▶ [What is asked]
Set down each entry from the block beneath, exactly as written.

Data records:
****************************************

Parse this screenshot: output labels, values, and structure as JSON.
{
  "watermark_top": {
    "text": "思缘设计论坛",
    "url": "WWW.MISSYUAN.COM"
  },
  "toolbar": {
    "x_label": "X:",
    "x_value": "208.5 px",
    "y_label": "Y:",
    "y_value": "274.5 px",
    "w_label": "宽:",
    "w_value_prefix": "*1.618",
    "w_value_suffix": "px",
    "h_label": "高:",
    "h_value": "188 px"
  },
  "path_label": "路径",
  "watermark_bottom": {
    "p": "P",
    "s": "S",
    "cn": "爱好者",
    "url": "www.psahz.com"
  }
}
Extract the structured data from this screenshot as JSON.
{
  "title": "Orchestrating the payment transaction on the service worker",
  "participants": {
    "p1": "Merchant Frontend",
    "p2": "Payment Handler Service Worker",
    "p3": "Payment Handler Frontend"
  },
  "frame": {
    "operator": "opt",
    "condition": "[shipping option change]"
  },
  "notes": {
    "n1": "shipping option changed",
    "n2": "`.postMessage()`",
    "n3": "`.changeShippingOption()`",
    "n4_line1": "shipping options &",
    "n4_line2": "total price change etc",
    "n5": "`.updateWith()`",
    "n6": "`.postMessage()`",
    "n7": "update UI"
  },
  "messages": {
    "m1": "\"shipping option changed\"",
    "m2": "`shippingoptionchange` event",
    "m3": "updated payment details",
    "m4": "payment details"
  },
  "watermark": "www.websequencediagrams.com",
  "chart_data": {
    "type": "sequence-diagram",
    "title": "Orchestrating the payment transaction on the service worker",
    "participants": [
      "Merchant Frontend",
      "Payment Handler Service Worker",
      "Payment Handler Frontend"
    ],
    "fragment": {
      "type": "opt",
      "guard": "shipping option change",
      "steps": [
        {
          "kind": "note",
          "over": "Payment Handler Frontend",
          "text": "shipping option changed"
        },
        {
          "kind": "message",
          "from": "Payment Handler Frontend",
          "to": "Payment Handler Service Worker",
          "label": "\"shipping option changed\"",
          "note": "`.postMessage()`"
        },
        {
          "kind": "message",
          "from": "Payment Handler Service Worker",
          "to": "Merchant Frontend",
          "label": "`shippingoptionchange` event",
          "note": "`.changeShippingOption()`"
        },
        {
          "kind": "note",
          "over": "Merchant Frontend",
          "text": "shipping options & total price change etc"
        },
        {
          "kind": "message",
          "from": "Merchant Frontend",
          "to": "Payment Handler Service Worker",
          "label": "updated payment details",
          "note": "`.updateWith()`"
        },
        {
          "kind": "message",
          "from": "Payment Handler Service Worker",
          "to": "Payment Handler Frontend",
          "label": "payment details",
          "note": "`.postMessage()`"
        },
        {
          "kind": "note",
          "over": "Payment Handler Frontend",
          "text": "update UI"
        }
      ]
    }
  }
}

****************************************

▶ [Exercise answer]
Parse this screenshot: output labels, values, and structure as JSON.
{
  "watermark_top": {
    "text": "思缘设计论坛",
    "url": "WWW.MISSYUAN.COM"
  },
  "toolbar": {
    "x_label": "X:",
    "x_value": "208.5 px",
    "y_label": "Y:",
    "y_value": "274.5 px",
    "w_label": "宽:",
    "w_value_prefix": "*1.618",
    "w_value_suffix": "px",
    "h_label": "高:",
    "h_value": "188 px"
  },
  "path_label": "路径",
  "watermark_bottom": {
    "p": "P",
    "s": "S",
    "cn": "爱好者",
    "url": "www.psahz.com"
  }
}
Extract the structured data from this screenshot as JSON.
{
  "title": "Orchestrating the payment transaction on the service worker",
  "participants": {
    "p1": "Merchant Frontend",
    "p2": "Payment Handler Service Worker",
    "p3": "Payment Handler Frontend"
  },
  "frame": {
    "operator": "opt",
    "condition": "[shipping option change]"
  },
  "notes": {
    "n1": "shipping option changed",
    "n2": "`.postMessage()`",
    "n3": "`.changeShippingOption()`",
    "n4_line1": "shipping options &",
    "n4_line2": "total price change etc",
    "n5": "`.updateWith()`",
    "n6": "`.postMessage()`",
    "n7": "update UI"
  },
  "messages": {
    "m1": "\"shipping option changed\"",
    "m2": "`shippingoptionchange` event",
    "m3": "updated payment details",
    "m4": "payment details"
  },
  "watermark": "www.websequencediagrams.com",
  "chart_data": {
    "type": "sequence-diagram",
    "title": "Orchestrating the payment transaction on the service worker",
    "participants": [
      "Merchant Frontend",
      "Payment Handler Service Worker",
      "Payment Handler Frontend"
    ],
    "fragment": {
      "type": "opt",
      "guard": "shipping option change",
      "steps": [
        {
          "kind": "note",
          "over": "Payment Handler Frontend",
          "text": "shipping option changed"
        },
        {
          "kind": "message",
          "from": "Payment Handler Frontend",
          "to": "Payment Handler Service Worker",
          "label": "\"shipping option changed\"",
          "note": "`.postMessage()`"
        },
        {
          "kind": "message",
          "from": "Payment Handler Service Worker",
          "to": "Merchant Frontend",
          "label": "`shippingoptionchange` event",
          "note": "`.changeShippingOption()`"
        },
        {
          "kind": "note",
          "over": "Merchant Frontend",
          "text": "shipping options & total price change etc"
        },
        {
          "kind": "message",
          "from": "Merchant Frontend",
          "to": "Payment Handler Service Worker",
          "label": "updated payment details",
          "note": "`.updateWith()`"
        },
        {
          "kind": "message",
          "from": "Payment Handler Service Worker",
          "to": "Payment Handler Frontend",
          "label": "payment details",
          "note": "`.postMessage()`"
        },
        {
          "kind": "note",
          "over": "Payment Handler Frontend",
          "text": "update UI"
        }
      ]
    }
  }
}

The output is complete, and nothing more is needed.